● **SHORT TASK**: Copy the listing verbatim, excluding any images found in it.

Data excerpts
========================

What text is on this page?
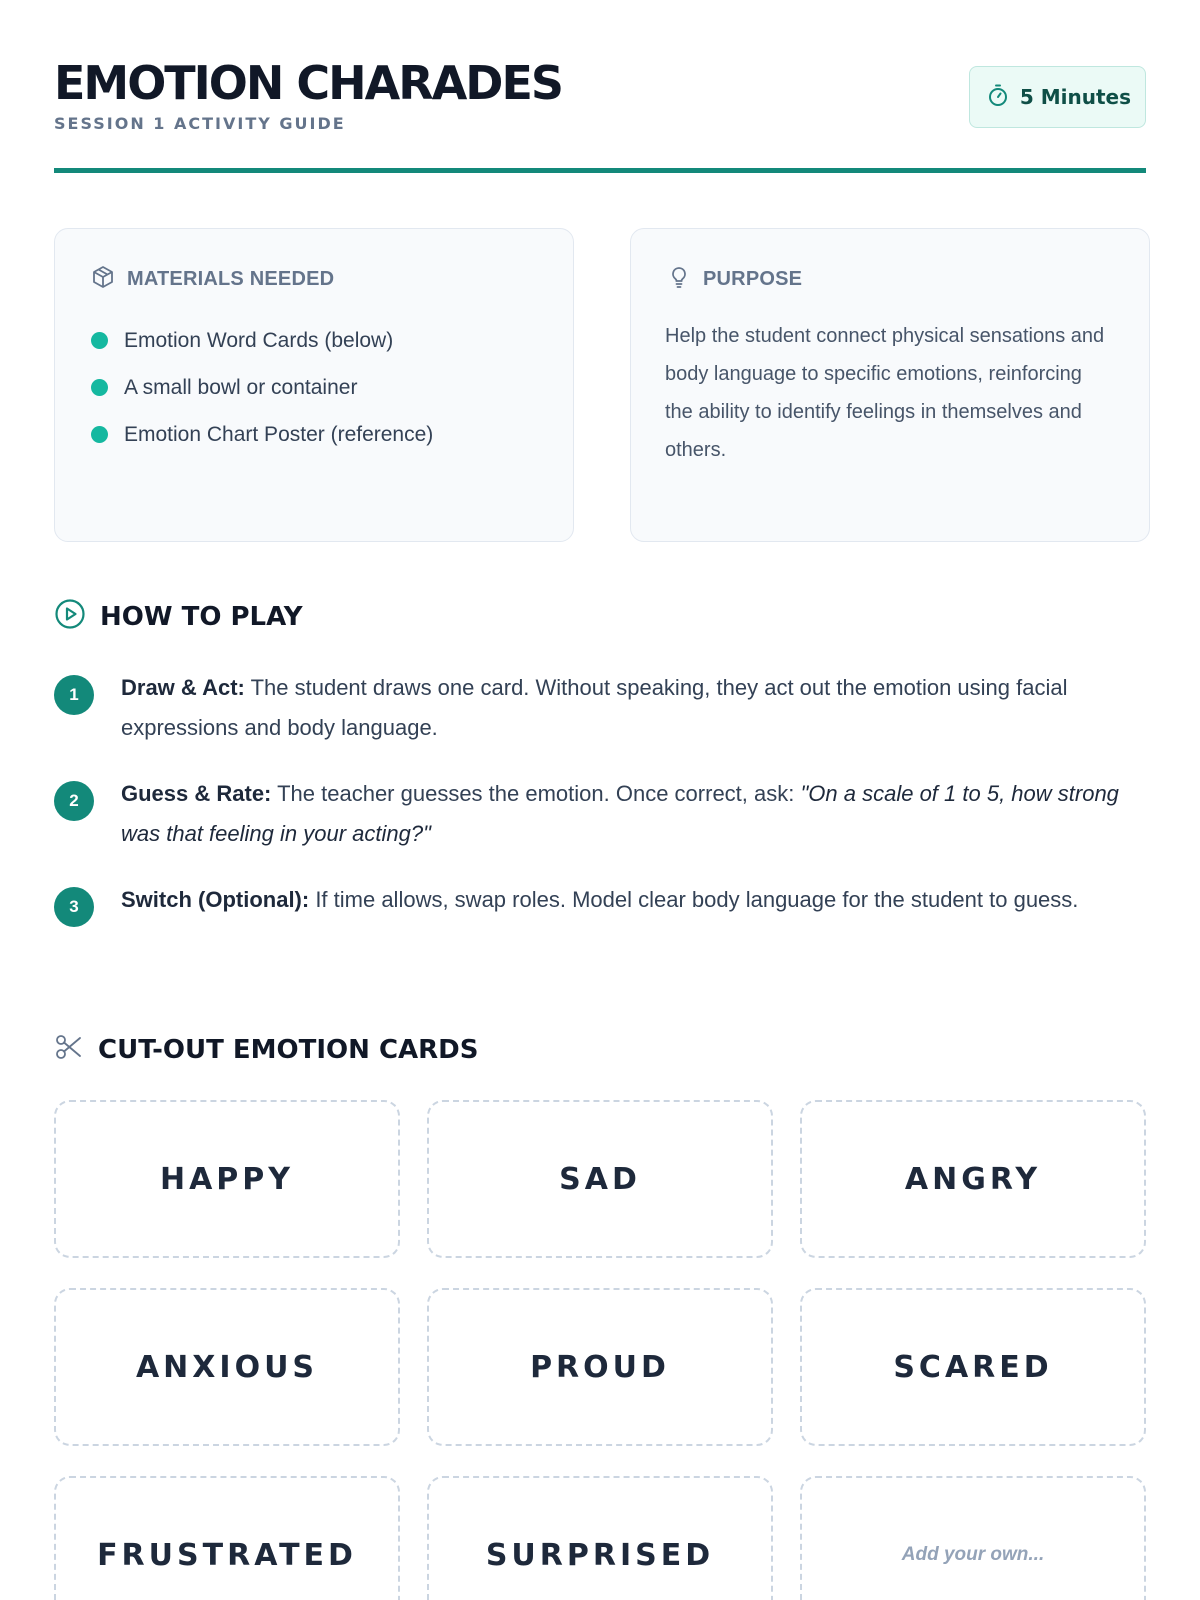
EMOTION CHARADES
SESSION 1 ACTIVITY GUIDE
5 Minutes
MATERIALS NEEDED
Emotion Word Cards (below)
A small bowl or container
Emotion Chart Poster (reference)
PURPOSE

Help the student connect physical sensations and body language to specific emotions, reinforcing the ability to identify feelings in themselves and others.

HOW TO PLAY
1	Draw & Act: The student draws one card. Without speaking, they act out the emotion using facial expressions and body language.
2	Guess & Rate: The teacher guesses the emotion. Once correct, ask: "On a scale of 1 to 5, how strong was that feeling in your acting?"
3	Switch (Optional): If time allows, swap roles. Model clear body language for the student to guess.
CUT-OUT EMOTION CARDS
HAPPY	SAD	ANGRY
ANXIOUS	PROUD	SCARED
FRUSTRATED	SURPRISED	Add your own...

========================

● **RESPONSE TO THIS TASK**:
What text is on this page?
EMOTION CHARADES
SESSION 1 ACTIVITY GUIDE
5 Minutes
MATERIALS NEEDED
Emotion Word Cards (below)
A small bowl or container
Emotion Chart Poster (reference)
PURPOSE

Help the student connect physical sensations and body language to specific emotions, reinforcing the ability to identify feelings in themselves and others.

HOW TO PLAY
1	Draw & Act: The student draws one card. Without speaking, they act out the emotion using facial expressions and body language.
2	Guess & Rate: The teacher guesses the emotion. Once correct, ask: "On a scale of 1 to 5, how strong was that feeling in your acting?"
3	Switch (Optional): If time allows, swap roles. Model clear body language for the student to guess.
CUT-OUT EMOTION CARDS
HAPPY	SAD	ANGRY
ANXIOUS	PROUD	SCARED
FRUSTRATED	SURPRISED	Add your own...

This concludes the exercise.